* _TASK TO COMPLETE_
Copy out the rows without any changes, from the first one through the line that contains "tick-label: 100 xyxy=(326,341,343,352)", including both ends.

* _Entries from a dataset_
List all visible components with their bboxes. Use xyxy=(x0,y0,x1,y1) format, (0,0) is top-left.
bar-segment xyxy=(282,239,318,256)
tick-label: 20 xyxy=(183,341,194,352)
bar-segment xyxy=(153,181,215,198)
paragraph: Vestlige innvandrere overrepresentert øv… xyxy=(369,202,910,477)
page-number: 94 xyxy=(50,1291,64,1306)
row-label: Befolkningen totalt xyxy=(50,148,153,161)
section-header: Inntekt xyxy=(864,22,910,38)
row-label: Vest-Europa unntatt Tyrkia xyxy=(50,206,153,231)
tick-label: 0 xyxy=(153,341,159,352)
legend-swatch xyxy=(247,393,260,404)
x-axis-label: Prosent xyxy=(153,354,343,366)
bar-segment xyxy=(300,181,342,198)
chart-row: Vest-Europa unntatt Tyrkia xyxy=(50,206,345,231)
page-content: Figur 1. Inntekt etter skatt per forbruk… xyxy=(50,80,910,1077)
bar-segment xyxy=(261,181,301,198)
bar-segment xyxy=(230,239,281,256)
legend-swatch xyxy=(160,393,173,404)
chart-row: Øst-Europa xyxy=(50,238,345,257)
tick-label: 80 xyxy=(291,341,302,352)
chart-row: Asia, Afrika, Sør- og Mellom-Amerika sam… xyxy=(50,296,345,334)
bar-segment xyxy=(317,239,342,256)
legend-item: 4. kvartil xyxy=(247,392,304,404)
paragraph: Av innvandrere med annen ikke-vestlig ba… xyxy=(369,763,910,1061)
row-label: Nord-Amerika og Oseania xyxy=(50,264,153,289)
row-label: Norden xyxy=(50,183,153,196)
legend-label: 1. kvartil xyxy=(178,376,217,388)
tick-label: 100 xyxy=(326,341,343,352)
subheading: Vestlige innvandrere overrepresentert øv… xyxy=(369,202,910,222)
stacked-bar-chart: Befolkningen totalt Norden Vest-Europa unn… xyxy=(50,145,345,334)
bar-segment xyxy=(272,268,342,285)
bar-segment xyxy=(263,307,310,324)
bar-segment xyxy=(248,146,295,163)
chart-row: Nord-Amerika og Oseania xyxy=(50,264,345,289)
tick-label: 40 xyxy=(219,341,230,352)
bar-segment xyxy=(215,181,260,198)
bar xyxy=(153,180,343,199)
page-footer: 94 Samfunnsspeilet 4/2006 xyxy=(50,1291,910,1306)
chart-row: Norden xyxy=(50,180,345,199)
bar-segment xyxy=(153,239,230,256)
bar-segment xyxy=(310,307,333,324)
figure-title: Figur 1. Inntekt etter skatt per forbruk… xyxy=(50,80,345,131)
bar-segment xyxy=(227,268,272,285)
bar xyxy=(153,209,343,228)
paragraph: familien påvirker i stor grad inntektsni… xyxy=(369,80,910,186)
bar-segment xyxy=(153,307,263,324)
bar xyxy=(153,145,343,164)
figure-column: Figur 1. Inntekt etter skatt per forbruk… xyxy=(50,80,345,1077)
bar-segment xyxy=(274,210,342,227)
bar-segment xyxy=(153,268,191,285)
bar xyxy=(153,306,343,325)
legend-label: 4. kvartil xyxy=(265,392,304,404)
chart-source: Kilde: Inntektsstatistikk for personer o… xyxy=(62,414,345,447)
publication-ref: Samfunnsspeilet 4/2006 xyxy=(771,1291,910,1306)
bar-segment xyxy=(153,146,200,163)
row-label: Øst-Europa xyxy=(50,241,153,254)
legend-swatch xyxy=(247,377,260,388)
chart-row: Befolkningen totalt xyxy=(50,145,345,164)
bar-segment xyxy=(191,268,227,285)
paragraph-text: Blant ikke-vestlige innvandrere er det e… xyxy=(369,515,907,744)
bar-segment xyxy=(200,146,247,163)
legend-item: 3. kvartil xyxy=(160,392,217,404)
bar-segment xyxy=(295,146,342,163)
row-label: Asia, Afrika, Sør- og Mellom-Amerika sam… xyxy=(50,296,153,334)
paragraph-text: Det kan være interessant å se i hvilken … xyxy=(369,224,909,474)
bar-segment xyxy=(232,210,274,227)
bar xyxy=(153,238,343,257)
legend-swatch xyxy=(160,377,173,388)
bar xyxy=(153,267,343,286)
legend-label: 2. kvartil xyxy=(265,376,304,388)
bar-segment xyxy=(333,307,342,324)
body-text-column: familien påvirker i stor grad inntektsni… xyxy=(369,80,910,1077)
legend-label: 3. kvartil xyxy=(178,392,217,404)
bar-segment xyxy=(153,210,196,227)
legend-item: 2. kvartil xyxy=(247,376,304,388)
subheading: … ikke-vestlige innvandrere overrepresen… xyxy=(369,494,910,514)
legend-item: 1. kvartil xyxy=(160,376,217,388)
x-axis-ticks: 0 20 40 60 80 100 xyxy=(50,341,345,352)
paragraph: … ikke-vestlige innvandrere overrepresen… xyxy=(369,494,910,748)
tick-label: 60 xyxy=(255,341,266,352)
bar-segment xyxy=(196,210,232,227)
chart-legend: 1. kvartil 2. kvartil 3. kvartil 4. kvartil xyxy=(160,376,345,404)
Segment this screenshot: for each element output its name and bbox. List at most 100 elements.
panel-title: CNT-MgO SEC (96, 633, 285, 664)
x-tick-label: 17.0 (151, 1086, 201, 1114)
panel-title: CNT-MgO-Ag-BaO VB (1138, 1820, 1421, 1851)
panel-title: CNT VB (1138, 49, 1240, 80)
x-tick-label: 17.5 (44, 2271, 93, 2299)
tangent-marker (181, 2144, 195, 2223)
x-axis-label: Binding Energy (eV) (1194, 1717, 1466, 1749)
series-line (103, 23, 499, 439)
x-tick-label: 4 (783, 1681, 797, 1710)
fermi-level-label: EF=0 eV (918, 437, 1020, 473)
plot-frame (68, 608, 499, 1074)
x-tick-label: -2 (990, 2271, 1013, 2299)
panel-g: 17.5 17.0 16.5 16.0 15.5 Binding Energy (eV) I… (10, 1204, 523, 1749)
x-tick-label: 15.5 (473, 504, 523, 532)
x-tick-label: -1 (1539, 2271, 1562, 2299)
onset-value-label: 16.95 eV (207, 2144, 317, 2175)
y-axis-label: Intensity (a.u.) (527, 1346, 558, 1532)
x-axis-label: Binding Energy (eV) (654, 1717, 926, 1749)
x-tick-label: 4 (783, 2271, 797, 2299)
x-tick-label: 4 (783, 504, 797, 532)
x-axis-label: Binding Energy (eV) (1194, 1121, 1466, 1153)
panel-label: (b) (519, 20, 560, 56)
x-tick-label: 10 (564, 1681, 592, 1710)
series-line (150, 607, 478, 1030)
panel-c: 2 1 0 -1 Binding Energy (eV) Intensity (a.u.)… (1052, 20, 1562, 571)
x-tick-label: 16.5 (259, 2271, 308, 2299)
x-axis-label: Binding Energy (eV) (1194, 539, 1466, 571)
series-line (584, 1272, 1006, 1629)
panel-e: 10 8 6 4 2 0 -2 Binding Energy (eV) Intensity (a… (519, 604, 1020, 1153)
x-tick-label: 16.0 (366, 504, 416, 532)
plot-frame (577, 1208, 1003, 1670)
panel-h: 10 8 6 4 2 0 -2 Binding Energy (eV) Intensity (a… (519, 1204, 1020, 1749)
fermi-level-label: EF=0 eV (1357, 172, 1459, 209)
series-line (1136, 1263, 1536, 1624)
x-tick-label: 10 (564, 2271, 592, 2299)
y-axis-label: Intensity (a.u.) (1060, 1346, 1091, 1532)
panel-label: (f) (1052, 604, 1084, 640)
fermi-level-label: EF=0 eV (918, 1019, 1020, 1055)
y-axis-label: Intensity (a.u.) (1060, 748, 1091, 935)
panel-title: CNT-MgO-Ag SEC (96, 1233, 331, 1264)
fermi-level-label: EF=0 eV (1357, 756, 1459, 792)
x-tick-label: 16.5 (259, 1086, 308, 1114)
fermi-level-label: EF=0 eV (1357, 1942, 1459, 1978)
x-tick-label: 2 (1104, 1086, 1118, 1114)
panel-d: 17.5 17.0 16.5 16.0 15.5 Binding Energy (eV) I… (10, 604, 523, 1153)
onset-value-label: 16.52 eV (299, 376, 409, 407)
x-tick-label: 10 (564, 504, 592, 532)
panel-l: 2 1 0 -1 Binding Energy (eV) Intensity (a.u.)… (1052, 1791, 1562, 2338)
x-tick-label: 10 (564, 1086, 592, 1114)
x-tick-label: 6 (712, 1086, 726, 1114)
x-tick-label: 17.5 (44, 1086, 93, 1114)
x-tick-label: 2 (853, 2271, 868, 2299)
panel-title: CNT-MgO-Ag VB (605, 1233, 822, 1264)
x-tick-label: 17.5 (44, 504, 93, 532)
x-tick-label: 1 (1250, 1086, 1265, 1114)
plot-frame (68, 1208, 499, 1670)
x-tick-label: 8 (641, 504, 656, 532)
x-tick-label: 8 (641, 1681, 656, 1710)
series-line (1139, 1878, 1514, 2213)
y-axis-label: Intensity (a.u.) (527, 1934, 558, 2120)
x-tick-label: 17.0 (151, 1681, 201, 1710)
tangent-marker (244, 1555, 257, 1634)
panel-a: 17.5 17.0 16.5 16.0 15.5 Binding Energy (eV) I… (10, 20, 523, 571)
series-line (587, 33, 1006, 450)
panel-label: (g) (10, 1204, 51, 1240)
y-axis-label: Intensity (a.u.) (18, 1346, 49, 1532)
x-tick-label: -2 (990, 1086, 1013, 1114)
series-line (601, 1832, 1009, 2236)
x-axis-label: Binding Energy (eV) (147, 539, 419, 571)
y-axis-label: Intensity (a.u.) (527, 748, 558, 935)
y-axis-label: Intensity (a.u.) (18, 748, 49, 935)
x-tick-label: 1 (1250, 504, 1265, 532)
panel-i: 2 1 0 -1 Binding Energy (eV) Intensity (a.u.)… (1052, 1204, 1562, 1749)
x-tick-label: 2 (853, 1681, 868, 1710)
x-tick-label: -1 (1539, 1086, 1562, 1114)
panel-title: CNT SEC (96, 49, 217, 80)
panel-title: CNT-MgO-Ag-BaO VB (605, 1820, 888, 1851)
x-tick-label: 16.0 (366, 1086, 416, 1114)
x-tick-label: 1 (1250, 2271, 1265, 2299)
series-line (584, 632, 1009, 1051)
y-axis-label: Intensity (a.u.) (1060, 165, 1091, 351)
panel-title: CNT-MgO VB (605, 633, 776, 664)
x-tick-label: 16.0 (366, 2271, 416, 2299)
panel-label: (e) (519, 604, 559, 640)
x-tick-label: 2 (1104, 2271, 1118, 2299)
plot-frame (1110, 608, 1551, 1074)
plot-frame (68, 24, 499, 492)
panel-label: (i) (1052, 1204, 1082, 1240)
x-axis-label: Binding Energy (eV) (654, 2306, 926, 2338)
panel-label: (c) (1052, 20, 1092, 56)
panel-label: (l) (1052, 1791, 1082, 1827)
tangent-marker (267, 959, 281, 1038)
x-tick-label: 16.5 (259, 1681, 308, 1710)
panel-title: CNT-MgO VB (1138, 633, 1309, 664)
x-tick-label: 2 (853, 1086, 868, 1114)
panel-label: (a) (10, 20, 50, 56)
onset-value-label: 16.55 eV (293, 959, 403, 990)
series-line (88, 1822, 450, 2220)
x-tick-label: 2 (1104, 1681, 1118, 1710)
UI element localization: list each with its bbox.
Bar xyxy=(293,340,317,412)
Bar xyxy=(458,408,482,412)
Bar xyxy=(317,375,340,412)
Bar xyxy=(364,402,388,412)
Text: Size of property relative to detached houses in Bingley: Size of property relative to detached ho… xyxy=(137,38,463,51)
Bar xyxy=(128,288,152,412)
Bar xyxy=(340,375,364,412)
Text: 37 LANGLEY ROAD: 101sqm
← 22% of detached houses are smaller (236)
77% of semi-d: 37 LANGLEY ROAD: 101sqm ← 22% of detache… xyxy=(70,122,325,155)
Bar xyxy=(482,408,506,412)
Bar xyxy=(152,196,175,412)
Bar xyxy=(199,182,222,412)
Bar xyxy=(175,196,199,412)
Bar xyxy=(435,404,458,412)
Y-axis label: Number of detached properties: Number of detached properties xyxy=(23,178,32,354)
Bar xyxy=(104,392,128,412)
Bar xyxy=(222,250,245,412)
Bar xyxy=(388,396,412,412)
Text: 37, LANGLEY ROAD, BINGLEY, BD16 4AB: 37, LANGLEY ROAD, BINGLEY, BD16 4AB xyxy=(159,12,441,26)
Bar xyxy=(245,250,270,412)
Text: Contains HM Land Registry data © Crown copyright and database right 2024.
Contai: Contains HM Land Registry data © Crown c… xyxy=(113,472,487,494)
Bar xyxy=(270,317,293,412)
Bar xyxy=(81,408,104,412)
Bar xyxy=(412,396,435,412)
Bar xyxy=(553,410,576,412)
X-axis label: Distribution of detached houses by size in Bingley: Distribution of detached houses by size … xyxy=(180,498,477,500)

* _TASK ANSWER_
List all visible components with their bboxes. Use xyxy=(x0,y0,x1,y1) format, (0,0) is top-left.
bar-segment xyxy=(282,239,318,256)
tick-label: 20 xyxy=(183,341,194,352)
bar-segment xyxy=(153,181,215,198)
paragraph: Vestlige innvandrere overrepresentert øv… xyxy=(369,202,910,477)
page-number: 94 xyxy=(50,1291,64,1306)
row-label: Befolkningen totalt xyxy=(50,148,153,161)
section-header: Inntekt xyxy=(864,22,910,38)
row-label: Vest-Europa unntatt Tyrkia xyxy=(50,206,153,231)
tick-label: 0 xyxy=(153,341,159,352)
legend-swatch xyxy=(247,393,260,404)
x-axis-label: Prosent xyxy=(153,354,343,366)
bar-segment xyxy=(300,181,342,198)
chart-row: Vest-Europa unntatt Tyrkia xyxy=(50,206,345,231)
page-content: Figur 1. Inntekt etter skatt per forbruk… xyxy=(50,80,910,1077)
bar-segment xyxy=(261,181,301,198)
bar-segment xyxy=(230,239,281,256)
legend-swatch xyxy=(160,393,173,404)
chart-row: Øst-Europa xyxy=(50,238,345,257)
tick-label: 80 xyxy=(291,341,302,352)
chart-row: Asia, Afrika, Sør- og Mellom-Amerika sam… xyxy=(50,296,345,334)
bar-segment xyxy=(317,239,342,256)
legend-item: 4. kvartil xyxy=(247,392,304,404)
paragraph: Av innvandrere med annen ikke-vestlig ba… xyxy=(369,763,910,1061)
row-label: Nord-Amerika og Oseania xyxy=(50,264,153,289)
row-label: Norden xyxy=(50,183,153,196)
legend-label: 1. kvartil xyxy=(178,376,217,388)
tick-label: 100 xyxy=(326,341,343,352)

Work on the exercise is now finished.